====== Data excerpts ======

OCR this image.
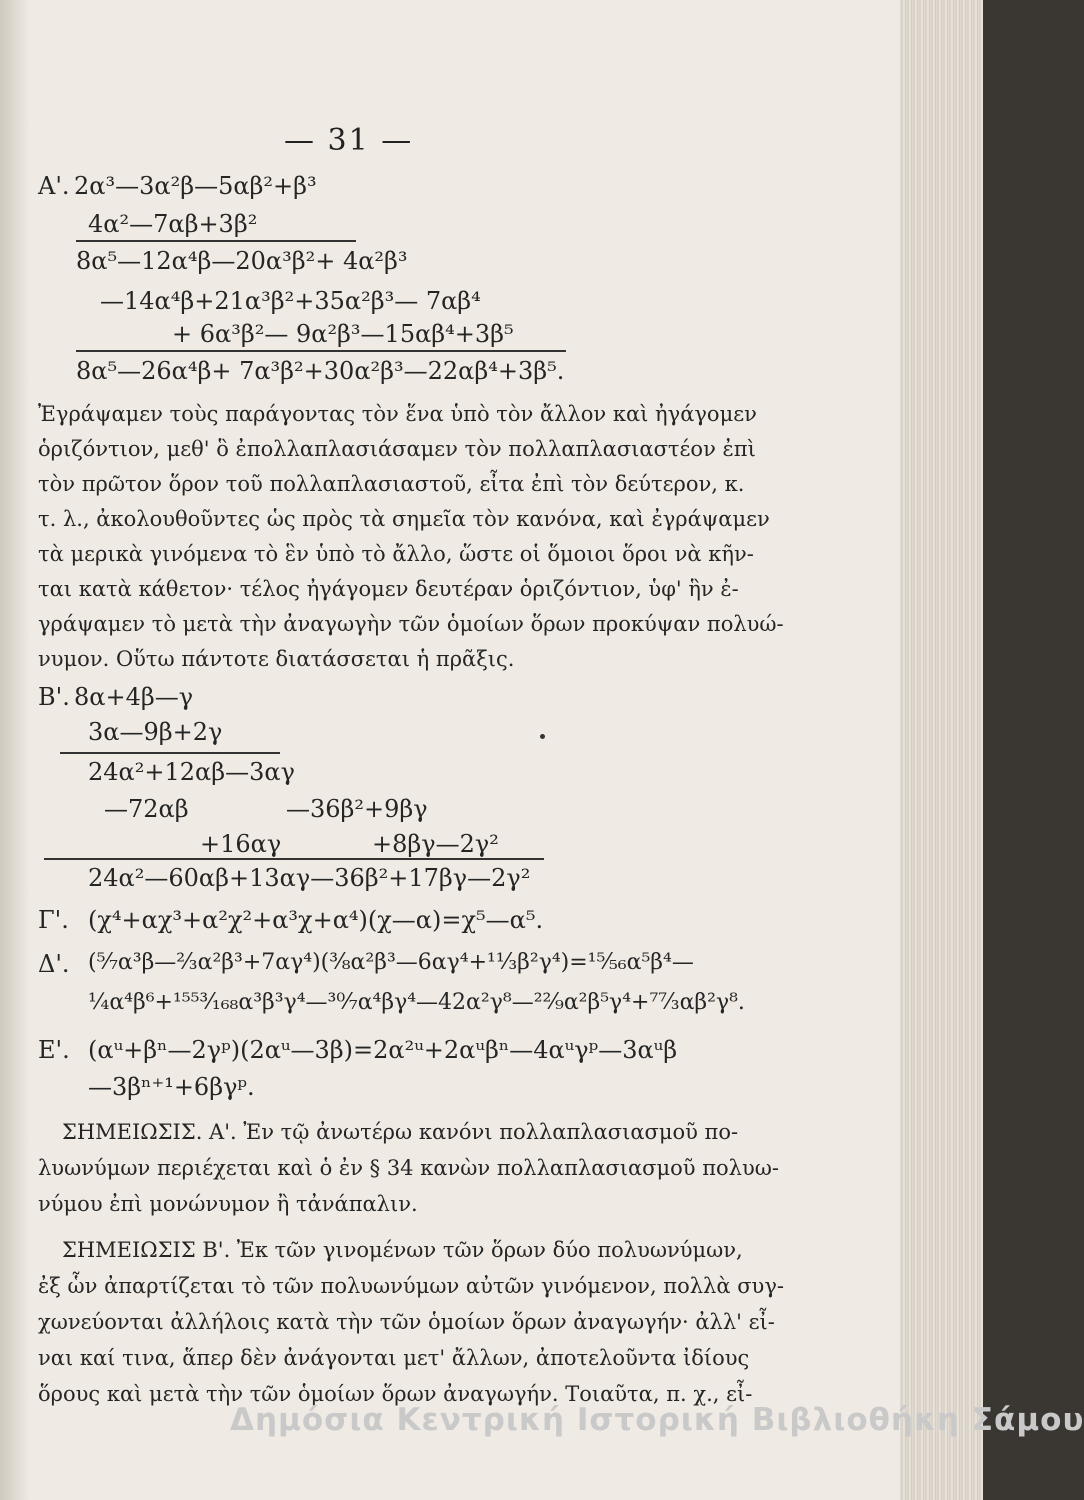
— 31 —
Α'. 2α³—3α²β—5αβ²+β³
4α²—7αβ+3β²
8α⁵—12α⁴β—20α³β²+ 4α²β³
—14α⁴β+21α³β²+35α²β³— 7αβ⁴
+ 6α³β²— 9α²β³—15αβ⁴+3β⁵
8α⁵—26α⁴β+ 7α³β²+30α²β³—22αβ⁴+3β⁵.
Ἐγράψαμεν τοὺς παράγοντας τὸν ἕνα ὑπὸ τὸν ἄλλον καὶ ἠγάγομεν
ὁριζόντιον, μεθ' ὃ ἐπολλαπλασιάσαμεν τὸν πολλαπλασιαστέον ἐπὶ
τὸν πρῶτον ὅρον τοῦ πολλαπλασιαστοῦ, εἶτα ἐπὶ τὸν δεύτερον, κ.
τ. λ., ἀκολουθοῦντες ὡς πρὸς τὰ σημεῖα τὸν κανόνα, καὶ ἐγράψαμεν
τὰ μερικὰ γινόμενα τὸ ἓν ὑπὸ τὸ ἄλλο, ὥστε οἱ ὅμοιοι ὅροι νὰ κῆν-
ται κατὰ κάθετον· τέλος ἠγάγομεν δευτέραν ὁριζόντιον, ὑφ' ἣν ἐ-
γράψαμεν τὸ μετὰ τὴν ἀναγωγὴν τῶν ὁμοίων ὅρων προκύψαν πολυώ-
νυμον. Οὕτω πάντοτε διατάσσεται ἡ πρᾶξις.
Β'. 8α+4β—γ
3α—9β+2γ
24α²+12αβ—3αγ
—72αβ	—36β²+9βγ
+16αγ	+8βγ—2γ²
24α²—60αβ+13αγ—36β²+17βγ—2γ²
Γ'. (χ⁴+αχ³+α²χ²+α³χ+α⁴)(χ—α)=χ⁵—α⁵.
Δ'. (⁵⁄₇α³β—²⁄₃α²β³+7αγ⁴)(³⁄₈α²β³—6αγ⁴+¹¹⁄₃β²γ⁴)=¹⁵⁄₅₆α⁵β⁴—
¼α⁴β⁶+¹⁵⁵³⁄₁₆₈α³β³γ⁴—³⁰⁄₇α⁴βγ⁴—42α²γ⁸—²²⁄₉α²β⁵γ⁴+⁷⁷⁄₃αβ²γ⁸.
Ε'. (αᵘ+βⁿ—2γᵖ)(2αᵘ—3β)=2α²ᵘ+2αᵘβⁿ—4αᵘγᵖ—3αᵘβ
—3βⁿ⁺¹+6βγᵖ.
ΣΗΜΕΙΩΣΙΣ. Α'. Ἐν τῷ ἀνωτέρω κανόνι πολλαπλασιασμοῦ πο-
λυωνύμων περιέχεται καὶ ὁ ἐν § 34 κανὼν πολλαπλασιασμοῦ πολυω-
νύμου ἐπὶ μονώνυμον ἢ τἀνάπαλιν.
ΣΗΜΕΙΩΣΙΣ Β'. Ἐκ τῶν γινομένων τῶν ὅρων δύο πολυωνύμων,
ἐξ ὧν ἀπαρτίζεται τὸ τῶν πολυωνύμων αὐτῶν γινόμενον, πολλὰ συγ-
χωνεύονται ἀλλήλοις κατὰ τὴν τῶν ὁμοίων ὅρων ἀναγωγήν· ἀλλ' εἶ-
ναι καί τινα, ἅπερ δὲν ἀνάγονται μετ' ἄλλων, ἀποτελοῦντα ἰδίους
ὅρους καὶ μετὰ τὴν τῶν ὁμοίων ὅρων ἀναγωγήν. Τοιαῦτα, π. χ., εἶ-
Δημόσια Κεντρική Ιστορική Βιβλιοθήκη Σάμου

======

» **Stated task**
Write out the records above exactly as they appear, leaving out any pictures.

» **Response to the exercise**
OCR this image.
— 31 —
Α'. 2α³—3α²β—5αβ²+β³
4α²—7αβ+3β²
8α⁵—12α⁴β—20α³β²+ 4α²β³
—14α⁴β+21α³β²+35α²β³— 7αβ⁴
+ 6α³β²— 9α²β³—15αβ⁴+3β⁵
8α⁵—26α⁴β+ 7α³β²+30α²β³—22αβ⁴+3β⁵.
Ἐγράψαμεν τοὺς παράγοντας τὸν ἕνα ὑπὸ τὸν ἄλλον καὶ ἠγάγομεν
ὁριζόντιον, μεθ' ὃ ἐπολλαπλασιάσαμεν τὸν πολλαπλασιαστέον ἐπὶ
τὸν πρῶτον ὅρον τοῦ πολλαπλασιαστοῦ, εἶτα ἐπὶ τὸν δεύτερον, κ.
τ. λ., ἀκολουθοῦντες ὡς πρὸς τὰ σημεῖα τὸν κανόνα, καὶ ἐγράψαμεν
τὰ μερικὰ γινόμενα τὸ ἓν ὑπὸ τὸ ἄλλο, ὥστε οἱ ὅμοιοι ὅροι νὰ κῆν-
ται κατὰ κάθετον· τέλος ἠγάγομεν δευτέραν ὁριζόντιον, ὑφ' ἣν ἐ-
γράψαμεν τὸ μετὰ τὴν ἀναγωγὴν τῶν ὁμοίων ὅρων προκύψαν πολυώ-
νυμον. Οὕτω πάντοτε διατάσσεται ἡ πρᾶξις.
Β'. 8α+4β—γ
3α—9β+2γ
24α²+12αβ—3αγ
—72αβ	—36β²+9βγ
+16αγ	+8βγ—2γ²
24α²—60αβ+13αγ—36β²+17βγ—2γ²
Γ'. (χ⁴+αχ³+α²χ²+α³χ+α⁴)(χ—α)=χ⁵—α⁵.
Δ'. (⁵⁄₇α³β—²⁄₃α²β³+7αγ⁴)(³⁄₈α²β³—6αγ⁴+¹¹⁄₃β²γ⁴)=¹⁵⁄₅₆α⁵β⁴—
¼α⁴β⁶+¹⁵⁵³⁄₁₆₈α³β³γ⁴—³⁰⁄₇α⁴βγ⁴—42α²γ⁸—²²⁄₉α²β⁵γ⁴+⁷⁷⁄₃αβ²γ⁸.
Ε'. (αᵘ+βⁿ—2γᵖ)(2αᵘ—3β)=2α²ᵘ+2αᵘβⁿ—4αᵘγᵖ—3αᵘβ
—3βⁿ⁺¹+6βγᵖ.
ΣΗΜΕΙΩΣΙΣ. Α'. Ἐν τῷ ἀνωτέρω κανόνι πολλαπλασιασμοῦ πο-
λυωνύμων περιέχεται καὶ ὁ ἐν § 34 κανὼν πολλαπλασιασμοῦ πολυω-
νύμου ἐπὶ μονώνυμον ἢ τἀνάπαλιν.
ΣΗΜΕΙΩΣΙΣ Β'. Ἐκ τῶν γινομένων τῶν ὅρων δύο πολυωνύμων,
ἐξ ὧν ἀπαρτίζεται τὸ τῶν πολυωνύμων αὐτῶν γινόμενον, πολλὰ συγ-
χωνεύονται ἀλλήλοις κατὰ τὴν τῶν ὁμοίων ὅρων ἀναγωγήν· ἀλλ' εἶ-
ναι καί τινα, ἅπερ δὲν ἀνάγονται μετ' ἄλλων, ἀποτελοῦντα ἰδίους
ὅρους καὶ μετὰ τὴν τῶν ὁμοίων ὅρων ἀναγωγήν. Τοιαῦτα, π. χ., εἶ-
Δημόσια Κεντρική Ιστορική Βιβλιοθήκη Σάμου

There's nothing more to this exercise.